## begin MATERIALS PROVIDED
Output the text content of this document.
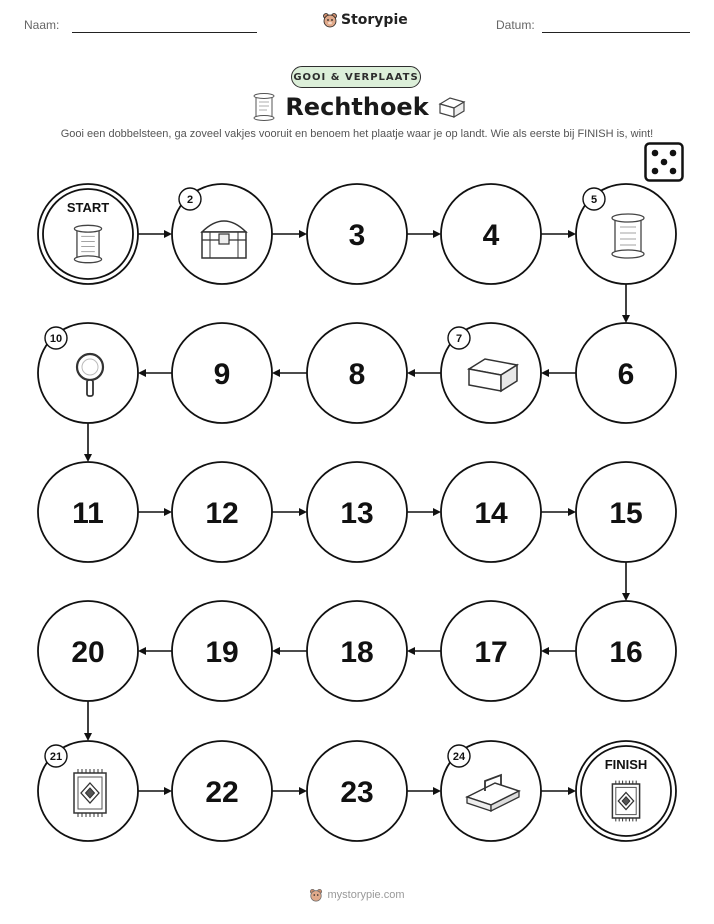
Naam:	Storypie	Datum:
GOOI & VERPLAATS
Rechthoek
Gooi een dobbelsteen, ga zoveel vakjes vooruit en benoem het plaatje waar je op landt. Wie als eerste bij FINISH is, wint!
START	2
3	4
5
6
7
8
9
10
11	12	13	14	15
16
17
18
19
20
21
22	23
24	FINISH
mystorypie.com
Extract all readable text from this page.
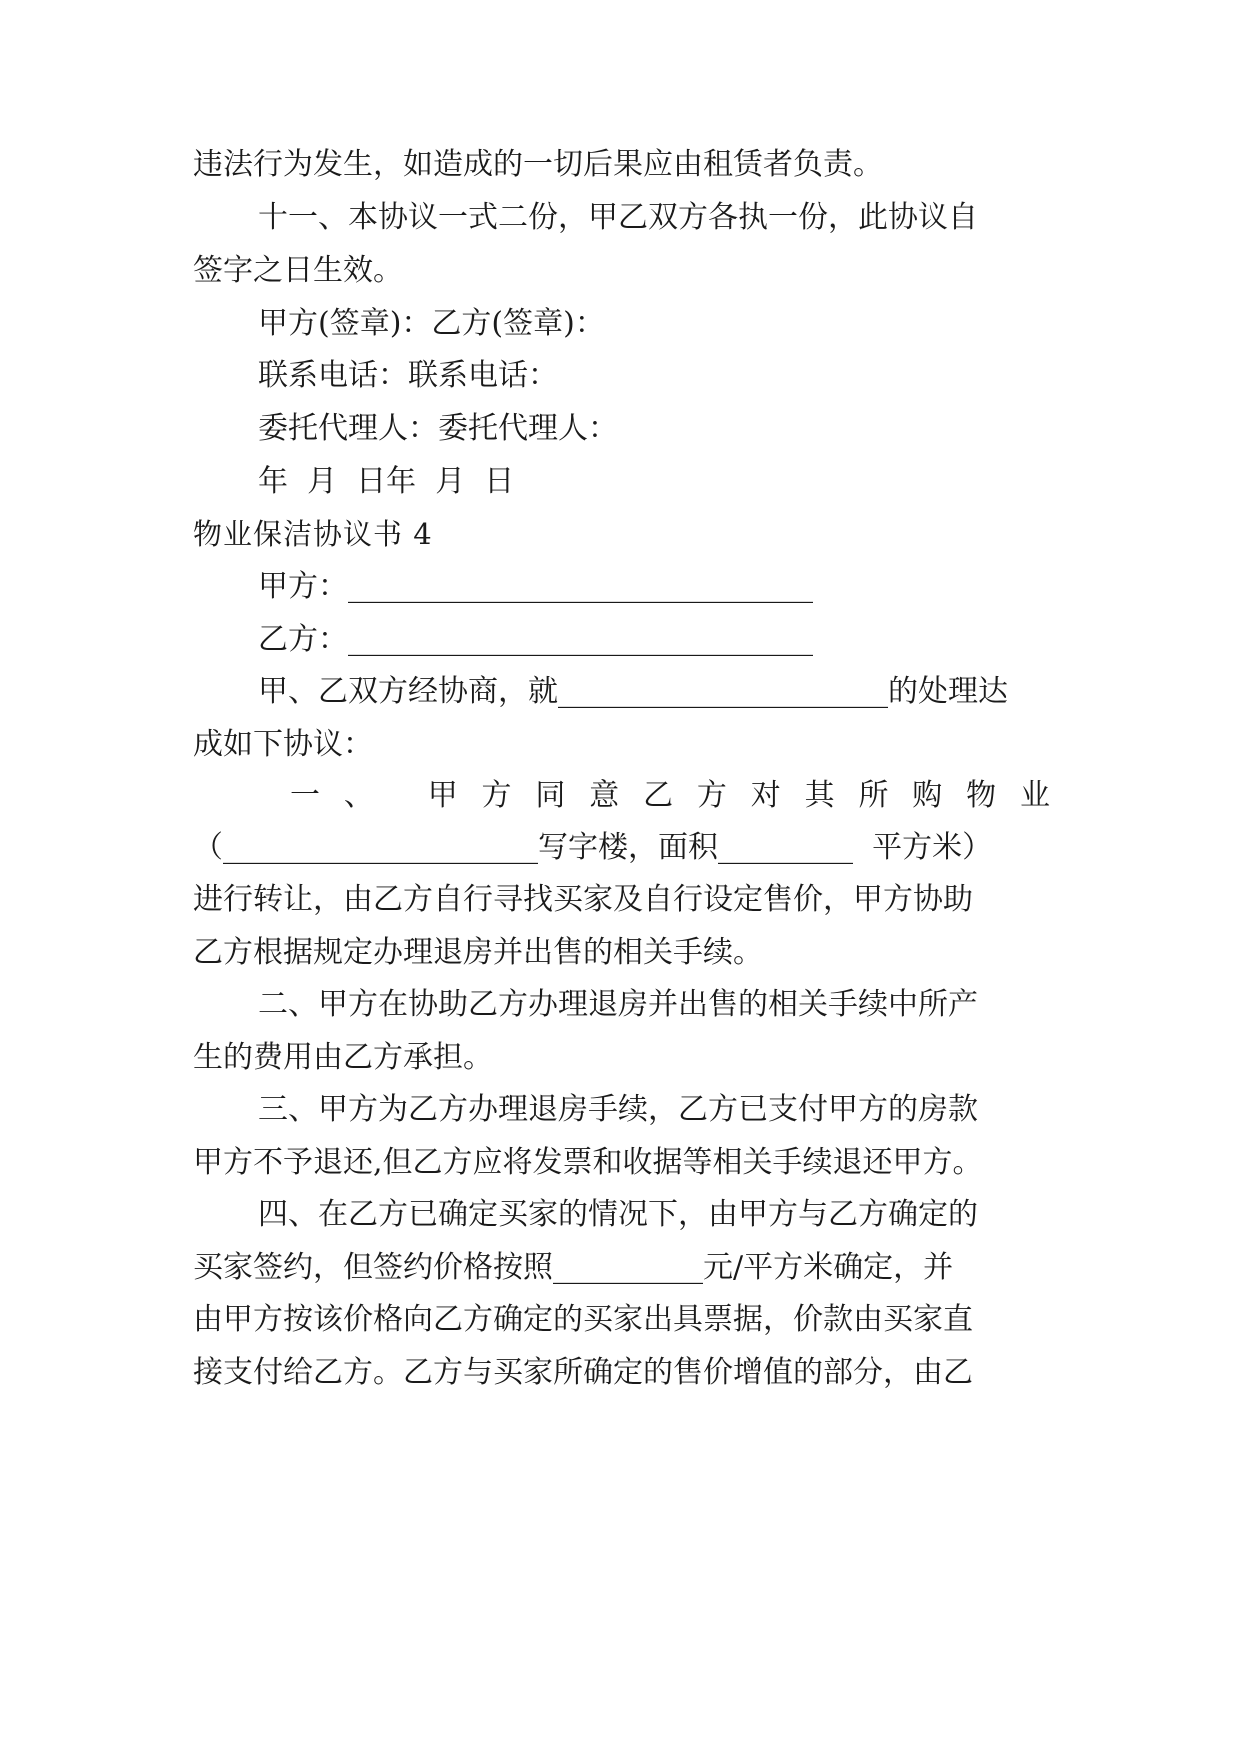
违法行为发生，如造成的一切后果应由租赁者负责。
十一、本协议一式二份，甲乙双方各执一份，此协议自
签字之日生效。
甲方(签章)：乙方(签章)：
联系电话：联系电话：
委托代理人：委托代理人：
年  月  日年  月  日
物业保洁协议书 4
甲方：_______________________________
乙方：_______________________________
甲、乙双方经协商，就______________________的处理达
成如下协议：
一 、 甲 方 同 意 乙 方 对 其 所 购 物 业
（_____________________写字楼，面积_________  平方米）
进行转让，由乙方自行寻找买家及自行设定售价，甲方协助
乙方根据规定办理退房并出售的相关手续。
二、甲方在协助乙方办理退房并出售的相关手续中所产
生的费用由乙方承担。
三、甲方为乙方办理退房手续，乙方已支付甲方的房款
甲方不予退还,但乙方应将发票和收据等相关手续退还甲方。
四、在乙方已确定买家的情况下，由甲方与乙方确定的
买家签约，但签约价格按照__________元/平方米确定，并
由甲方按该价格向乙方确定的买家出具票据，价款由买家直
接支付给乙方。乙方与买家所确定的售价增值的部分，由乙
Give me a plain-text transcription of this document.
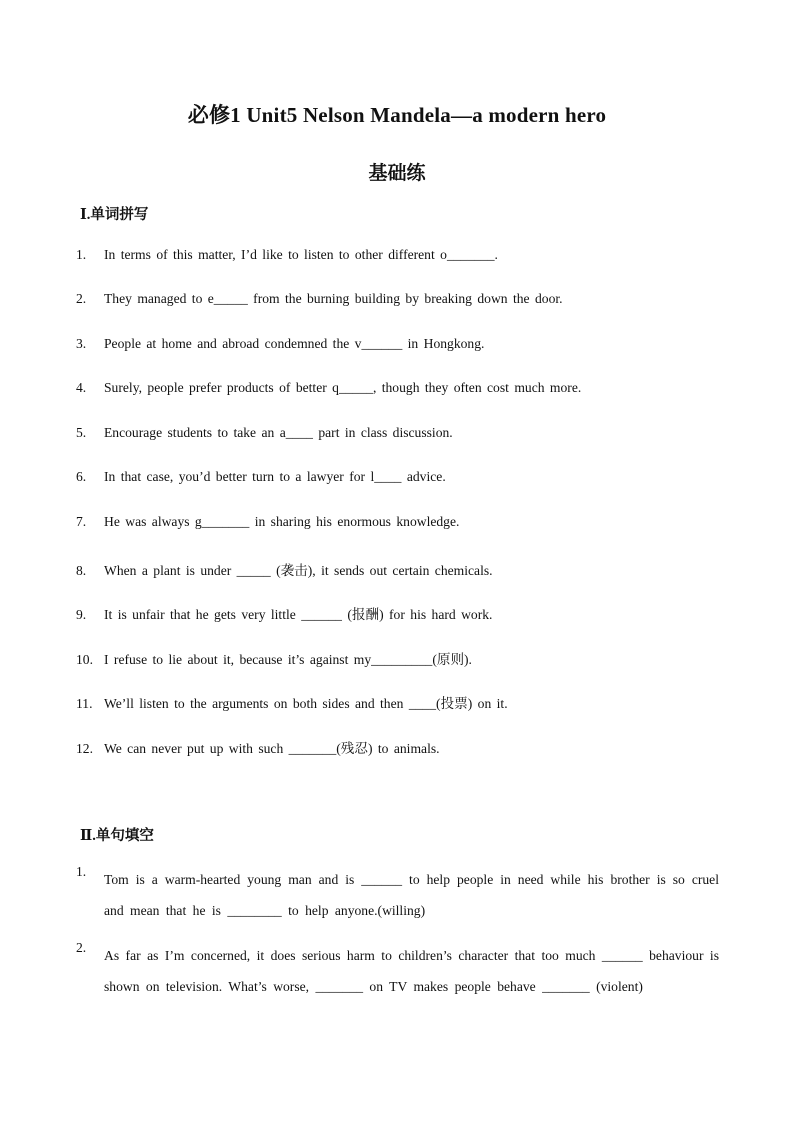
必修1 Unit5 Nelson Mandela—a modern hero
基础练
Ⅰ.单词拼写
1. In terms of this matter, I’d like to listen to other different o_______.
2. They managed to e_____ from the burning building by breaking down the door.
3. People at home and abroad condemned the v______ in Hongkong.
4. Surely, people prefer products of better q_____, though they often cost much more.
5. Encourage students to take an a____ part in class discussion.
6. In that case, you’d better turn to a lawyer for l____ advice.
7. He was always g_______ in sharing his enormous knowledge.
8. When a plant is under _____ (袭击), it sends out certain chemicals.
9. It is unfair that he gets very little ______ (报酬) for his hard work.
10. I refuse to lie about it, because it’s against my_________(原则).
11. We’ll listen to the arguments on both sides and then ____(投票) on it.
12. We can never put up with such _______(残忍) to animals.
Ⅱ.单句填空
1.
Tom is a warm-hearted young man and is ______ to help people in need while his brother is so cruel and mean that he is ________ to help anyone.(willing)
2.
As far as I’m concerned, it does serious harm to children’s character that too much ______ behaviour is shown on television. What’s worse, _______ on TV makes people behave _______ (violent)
## end MATERIALS PROVIDED
▶ **PROBLEM TO WORK ON**:
Leave every image out, and retype the material exactly.

▶ **REPLY TO THE TASK**:
Output the text content of this document.
Naam:	Storypie	Datum:
GOOI & VERPLAATS
Rechthoek
Gooi een dobbelsteen, ga zoveel vakjes vooruit en benoem het plaatje waar je op landt. Wie als eerste bij FINISH is, wint!
START	2
3	4
5
6
7
8
9
10
11	12	13	14	15
16
17
18
19
20
21
22	23
24	FINISH
mystorypie.com
Extract all readable text from this page.
违法行为发生，如造成的一切后果应由租赁者负责。
十一、本协议一式二份，甲乙双方各执一份，此协议自
签字之日生效。
甲方(签章)：乙方(签章)：
联系电话：联系电话：
委托代理人：委托代理人：
年  月  日年  月  日
物业保洁协议书 4
甲方：_______________________________
乙方：_______________________________
甲、乙双方经协商，就______________________的处理达
成如下协议：
一 、 甲 方 同 意 乙 方 对 其 所 购 物 业
（_____________________写字楼，面积_________  平方米）
进行转让，由乙方自行寻找买家及自行设定售价，甲方协助
乙方根据规定办理退房并出售的相关手续。
二、甲方在协助乙方办理退房并出售的相关手续中所产
生的费用由乙方承担。
三、甲方为乙方办理退房手续，乙方已支付甲方的房款
甲方不予退还,但乙方应将发票和收据等相关手续退还甲方。
四、在乙方已确定买家的情况下，由甲方与乙方确定的
买家签约，但签约价格按照__________元/平方米确定，并
由甲方按该价格向乙方确定的买家出具票据，价款由买家直
接支付给乙方。乙方与买家所确定的售价增值的部分，由乙
Give me a plain-text transcription of this document.
必修1 Unit5 Nelson Mandela—a modern hero
基础练
Ⅰ.单词拼写
1. In terms of this matter, I’d like to listen to other different o_______.
2. They managed to e_____ from the burning building by breaking down the door.
3. People at home and abroad condemned the v______ in Hongkong.
4. Surely, people prefer products of better q_____, though they often cost much more.
5. Encourage students to take an a____ part in class discussion.
6. In that case, you’d better turn to a lawyer for l____ advice.
7. He was always g_______ in sharing his enormous knowledge.
8. When a plant is under _____ (袭击), it sends out certain chemicals.
9. It is unfair that he gets very little ______ (报酬) for his hard work.
10. I refuse to lie about it, because it’s against my_________(原则).
11. We’ll listen to the arguments on both sides and then ____(投票) on it.
12. We can never put up with such _______(残忍) to animals.
Ⅱ.单句填空
1.
Tom is a warm-hearted young man and is ______ to help people in need while his brother is so cruel and mean that he is ________ to help anyone.(willing)
2.
As far as I’m concerned, it does serious harm to children’s character that too much ______ behaviour is shown on television. What’s worse, _______ on TV makes people behave _______ (violent)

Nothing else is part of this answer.